▶ _Objective_
Select and copy out every line in the records containing "first".

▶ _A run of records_
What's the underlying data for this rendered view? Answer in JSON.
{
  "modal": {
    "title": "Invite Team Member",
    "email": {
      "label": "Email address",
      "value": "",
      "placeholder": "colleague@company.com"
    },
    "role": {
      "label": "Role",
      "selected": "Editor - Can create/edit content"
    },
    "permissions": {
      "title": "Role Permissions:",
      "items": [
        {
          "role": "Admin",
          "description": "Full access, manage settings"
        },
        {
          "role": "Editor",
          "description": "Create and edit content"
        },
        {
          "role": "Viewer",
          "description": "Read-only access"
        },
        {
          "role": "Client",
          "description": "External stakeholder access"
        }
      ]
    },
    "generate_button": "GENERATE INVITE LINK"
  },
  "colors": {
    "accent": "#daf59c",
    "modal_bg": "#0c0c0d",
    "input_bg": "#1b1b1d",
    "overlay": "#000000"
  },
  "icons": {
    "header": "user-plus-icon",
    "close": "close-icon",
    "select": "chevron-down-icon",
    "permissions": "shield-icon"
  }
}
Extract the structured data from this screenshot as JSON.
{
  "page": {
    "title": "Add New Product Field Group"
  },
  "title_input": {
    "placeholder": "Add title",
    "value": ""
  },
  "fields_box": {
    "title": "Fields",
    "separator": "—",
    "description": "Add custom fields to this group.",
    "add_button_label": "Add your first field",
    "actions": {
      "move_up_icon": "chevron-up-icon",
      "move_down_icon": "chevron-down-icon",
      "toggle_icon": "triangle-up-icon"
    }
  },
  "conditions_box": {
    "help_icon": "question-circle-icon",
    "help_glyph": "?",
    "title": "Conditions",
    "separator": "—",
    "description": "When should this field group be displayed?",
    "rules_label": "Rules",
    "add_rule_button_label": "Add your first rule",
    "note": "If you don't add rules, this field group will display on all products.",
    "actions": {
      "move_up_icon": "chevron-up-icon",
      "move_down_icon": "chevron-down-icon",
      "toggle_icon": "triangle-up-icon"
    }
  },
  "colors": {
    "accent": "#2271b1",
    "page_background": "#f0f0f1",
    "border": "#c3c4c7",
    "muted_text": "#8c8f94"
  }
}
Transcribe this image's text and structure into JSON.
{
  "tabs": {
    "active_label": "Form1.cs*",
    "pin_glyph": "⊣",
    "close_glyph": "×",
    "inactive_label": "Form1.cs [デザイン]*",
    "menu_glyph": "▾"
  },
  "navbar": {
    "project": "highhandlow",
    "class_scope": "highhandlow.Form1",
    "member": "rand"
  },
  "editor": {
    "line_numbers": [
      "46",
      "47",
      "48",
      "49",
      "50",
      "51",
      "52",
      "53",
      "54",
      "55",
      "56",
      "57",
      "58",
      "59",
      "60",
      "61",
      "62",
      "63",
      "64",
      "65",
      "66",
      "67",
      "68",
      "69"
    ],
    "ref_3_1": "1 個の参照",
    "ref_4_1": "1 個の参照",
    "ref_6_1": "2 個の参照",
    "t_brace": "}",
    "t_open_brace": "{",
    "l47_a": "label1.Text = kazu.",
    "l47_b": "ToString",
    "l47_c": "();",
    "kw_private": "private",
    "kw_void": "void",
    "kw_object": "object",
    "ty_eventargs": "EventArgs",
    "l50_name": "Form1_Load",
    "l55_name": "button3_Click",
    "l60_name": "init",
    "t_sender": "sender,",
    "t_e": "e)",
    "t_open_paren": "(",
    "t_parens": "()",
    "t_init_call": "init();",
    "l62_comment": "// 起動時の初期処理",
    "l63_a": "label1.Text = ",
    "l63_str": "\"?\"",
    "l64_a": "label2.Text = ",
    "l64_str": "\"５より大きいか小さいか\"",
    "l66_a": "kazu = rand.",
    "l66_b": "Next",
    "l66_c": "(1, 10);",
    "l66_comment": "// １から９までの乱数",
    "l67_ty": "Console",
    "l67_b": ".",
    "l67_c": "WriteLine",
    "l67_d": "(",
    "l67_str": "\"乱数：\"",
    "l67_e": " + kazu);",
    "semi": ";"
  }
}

▶ _Problem solution_
    "add_button_label": "Add your first field",
    "add_rule_button_label": "Add your first rule",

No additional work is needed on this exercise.